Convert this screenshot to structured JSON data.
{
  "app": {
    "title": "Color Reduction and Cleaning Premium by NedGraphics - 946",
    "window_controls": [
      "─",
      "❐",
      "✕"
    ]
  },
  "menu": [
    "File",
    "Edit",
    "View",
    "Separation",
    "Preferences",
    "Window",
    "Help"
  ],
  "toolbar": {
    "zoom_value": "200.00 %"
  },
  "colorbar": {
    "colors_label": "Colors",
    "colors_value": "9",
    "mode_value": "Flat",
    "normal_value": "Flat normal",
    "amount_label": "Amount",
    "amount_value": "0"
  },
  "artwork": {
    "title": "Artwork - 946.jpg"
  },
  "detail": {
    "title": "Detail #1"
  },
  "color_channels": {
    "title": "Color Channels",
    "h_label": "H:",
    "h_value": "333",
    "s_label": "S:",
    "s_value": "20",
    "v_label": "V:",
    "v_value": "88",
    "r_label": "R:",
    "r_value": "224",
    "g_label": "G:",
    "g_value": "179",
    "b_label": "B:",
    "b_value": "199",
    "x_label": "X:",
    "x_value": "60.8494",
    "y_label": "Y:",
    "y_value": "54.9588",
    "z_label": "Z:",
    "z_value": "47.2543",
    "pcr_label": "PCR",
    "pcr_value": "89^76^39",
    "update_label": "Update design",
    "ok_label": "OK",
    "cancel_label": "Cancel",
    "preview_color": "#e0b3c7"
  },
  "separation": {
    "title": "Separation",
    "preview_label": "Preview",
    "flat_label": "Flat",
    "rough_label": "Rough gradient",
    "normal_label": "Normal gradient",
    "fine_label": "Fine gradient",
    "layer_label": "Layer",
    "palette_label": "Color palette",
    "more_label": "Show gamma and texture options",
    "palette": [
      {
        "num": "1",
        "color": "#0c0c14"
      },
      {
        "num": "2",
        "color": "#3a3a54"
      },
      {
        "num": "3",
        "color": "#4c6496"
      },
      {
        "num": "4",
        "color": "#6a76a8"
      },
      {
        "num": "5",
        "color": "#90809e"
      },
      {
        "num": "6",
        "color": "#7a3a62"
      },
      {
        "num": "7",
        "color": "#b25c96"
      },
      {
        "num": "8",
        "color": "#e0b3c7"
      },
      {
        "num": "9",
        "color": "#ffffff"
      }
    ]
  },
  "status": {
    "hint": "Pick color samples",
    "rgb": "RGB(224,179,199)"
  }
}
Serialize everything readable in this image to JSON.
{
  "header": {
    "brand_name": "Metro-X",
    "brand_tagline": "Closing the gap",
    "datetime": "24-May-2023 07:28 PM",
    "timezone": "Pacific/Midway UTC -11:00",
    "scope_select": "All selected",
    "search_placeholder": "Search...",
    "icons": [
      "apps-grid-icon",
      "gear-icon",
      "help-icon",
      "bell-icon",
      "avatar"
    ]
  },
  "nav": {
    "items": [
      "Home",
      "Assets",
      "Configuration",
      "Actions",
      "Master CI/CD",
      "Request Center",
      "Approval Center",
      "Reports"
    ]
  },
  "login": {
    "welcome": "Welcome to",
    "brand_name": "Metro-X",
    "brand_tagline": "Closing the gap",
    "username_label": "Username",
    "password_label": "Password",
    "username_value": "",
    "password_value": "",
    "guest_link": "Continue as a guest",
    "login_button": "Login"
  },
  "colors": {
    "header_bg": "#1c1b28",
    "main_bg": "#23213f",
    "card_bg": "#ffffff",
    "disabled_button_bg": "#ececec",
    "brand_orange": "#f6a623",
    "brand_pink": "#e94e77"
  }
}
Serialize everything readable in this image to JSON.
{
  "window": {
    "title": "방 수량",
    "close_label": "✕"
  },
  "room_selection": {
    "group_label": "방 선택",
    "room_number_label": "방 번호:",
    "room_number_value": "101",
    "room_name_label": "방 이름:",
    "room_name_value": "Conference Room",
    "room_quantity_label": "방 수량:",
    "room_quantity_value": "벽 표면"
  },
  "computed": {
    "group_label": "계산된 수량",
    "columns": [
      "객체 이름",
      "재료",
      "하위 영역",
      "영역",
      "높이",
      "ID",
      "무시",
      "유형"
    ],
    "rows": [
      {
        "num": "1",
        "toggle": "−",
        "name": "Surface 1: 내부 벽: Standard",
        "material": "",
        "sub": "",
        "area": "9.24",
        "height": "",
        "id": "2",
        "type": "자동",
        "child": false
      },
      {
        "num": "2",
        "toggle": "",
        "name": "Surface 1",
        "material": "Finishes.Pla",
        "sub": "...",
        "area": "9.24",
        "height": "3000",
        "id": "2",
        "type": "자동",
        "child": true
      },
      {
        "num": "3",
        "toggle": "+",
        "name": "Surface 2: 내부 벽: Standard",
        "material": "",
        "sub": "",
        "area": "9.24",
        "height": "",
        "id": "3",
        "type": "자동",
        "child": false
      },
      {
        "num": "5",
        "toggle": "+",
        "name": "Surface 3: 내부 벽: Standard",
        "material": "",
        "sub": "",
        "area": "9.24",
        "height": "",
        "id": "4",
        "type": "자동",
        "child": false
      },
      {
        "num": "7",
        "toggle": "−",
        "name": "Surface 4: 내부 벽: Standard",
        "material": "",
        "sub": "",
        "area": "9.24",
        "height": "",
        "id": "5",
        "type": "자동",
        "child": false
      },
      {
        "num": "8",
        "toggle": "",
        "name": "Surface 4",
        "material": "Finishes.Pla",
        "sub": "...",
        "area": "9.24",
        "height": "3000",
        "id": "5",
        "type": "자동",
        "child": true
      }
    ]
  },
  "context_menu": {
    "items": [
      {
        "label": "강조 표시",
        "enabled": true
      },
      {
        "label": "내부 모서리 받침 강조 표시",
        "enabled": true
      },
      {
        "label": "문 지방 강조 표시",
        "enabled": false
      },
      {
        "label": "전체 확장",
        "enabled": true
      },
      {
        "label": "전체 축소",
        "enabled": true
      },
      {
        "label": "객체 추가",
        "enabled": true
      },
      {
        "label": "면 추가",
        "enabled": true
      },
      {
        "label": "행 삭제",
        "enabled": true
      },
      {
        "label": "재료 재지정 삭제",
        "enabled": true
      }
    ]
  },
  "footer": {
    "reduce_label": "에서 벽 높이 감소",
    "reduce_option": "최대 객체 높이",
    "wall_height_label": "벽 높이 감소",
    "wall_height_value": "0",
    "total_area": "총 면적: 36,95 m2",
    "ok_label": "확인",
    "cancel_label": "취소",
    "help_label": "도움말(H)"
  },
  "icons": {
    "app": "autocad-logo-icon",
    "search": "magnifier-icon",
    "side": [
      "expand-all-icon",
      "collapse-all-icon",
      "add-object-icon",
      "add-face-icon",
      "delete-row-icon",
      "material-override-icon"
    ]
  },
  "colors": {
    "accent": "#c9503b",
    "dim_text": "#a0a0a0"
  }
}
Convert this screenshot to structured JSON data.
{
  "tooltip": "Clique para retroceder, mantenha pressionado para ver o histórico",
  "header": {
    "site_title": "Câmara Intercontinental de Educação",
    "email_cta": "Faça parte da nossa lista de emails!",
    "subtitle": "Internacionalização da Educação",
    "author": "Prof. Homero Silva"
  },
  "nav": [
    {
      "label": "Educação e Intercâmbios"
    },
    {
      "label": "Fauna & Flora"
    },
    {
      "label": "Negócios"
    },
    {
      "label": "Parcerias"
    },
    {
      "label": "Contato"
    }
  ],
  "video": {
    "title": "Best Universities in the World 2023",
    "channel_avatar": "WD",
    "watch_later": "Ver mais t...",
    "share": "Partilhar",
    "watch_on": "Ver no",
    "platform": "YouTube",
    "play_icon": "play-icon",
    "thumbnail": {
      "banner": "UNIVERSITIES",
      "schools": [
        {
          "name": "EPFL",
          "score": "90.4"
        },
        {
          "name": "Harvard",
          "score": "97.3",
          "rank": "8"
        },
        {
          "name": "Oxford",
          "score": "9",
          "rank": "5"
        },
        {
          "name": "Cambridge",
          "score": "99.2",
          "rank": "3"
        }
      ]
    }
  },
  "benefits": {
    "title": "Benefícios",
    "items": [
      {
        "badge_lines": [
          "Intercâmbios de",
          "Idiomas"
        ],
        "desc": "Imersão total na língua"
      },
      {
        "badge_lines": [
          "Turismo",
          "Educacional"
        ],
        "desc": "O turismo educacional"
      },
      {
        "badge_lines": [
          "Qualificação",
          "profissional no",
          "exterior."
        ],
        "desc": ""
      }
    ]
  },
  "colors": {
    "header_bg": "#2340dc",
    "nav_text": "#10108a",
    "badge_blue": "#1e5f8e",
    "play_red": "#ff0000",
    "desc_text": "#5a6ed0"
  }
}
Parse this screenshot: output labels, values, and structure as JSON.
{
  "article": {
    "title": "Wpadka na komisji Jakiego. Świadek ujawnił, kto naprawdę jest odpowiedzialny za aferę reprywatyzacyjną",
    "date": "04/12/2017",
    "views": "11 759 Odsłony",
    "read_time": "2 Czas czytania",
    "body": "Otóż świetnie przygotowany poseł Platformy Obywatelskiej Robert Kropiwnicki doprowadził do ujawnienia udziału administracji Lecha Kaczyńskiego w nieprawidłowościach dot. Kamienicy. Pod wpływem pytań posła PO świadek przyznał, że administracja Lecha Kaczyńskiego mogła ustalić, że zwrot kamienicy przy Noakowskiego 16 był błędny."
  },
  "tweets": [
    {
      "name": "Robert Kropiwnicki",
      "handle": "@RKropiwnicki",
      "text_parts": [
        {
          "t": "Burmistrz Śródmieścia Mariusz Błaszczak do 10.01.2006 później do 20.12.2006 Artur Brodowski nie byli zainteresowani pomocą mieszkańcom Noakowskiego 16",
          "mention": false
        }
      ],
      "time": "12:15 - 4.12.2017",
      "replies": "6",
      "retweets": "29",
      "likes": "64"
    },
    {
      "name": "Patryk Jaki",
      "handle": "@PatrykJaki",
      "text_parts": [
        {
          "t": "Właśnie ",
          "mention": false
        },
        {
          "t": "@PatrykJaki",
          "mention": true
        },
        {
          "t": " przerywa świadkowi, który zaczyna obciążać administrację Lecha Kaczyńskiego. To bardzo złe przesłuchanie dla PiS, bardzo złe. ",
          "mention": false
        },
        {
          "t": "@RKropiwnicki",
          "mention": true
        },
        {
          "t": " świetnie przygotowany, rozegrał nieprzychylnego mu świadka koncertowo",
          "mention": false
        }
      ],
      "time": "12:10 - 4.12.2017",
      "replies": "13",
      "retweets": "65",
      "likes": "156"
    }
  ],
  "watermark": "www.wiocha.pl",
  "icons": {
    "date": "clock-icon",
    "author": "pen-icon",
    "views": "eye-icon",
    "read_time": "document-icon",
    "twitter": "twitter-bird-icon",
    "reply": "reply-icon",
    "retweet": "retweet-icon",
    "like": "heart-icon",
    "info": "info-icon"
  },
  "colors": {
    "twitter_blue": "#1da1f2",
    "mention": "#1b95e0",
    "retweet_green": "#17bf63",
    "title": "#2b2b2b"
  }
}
•••
Count how many lines in the data contain the word "author", giving the number without comment.

§ **Answer for the task**
2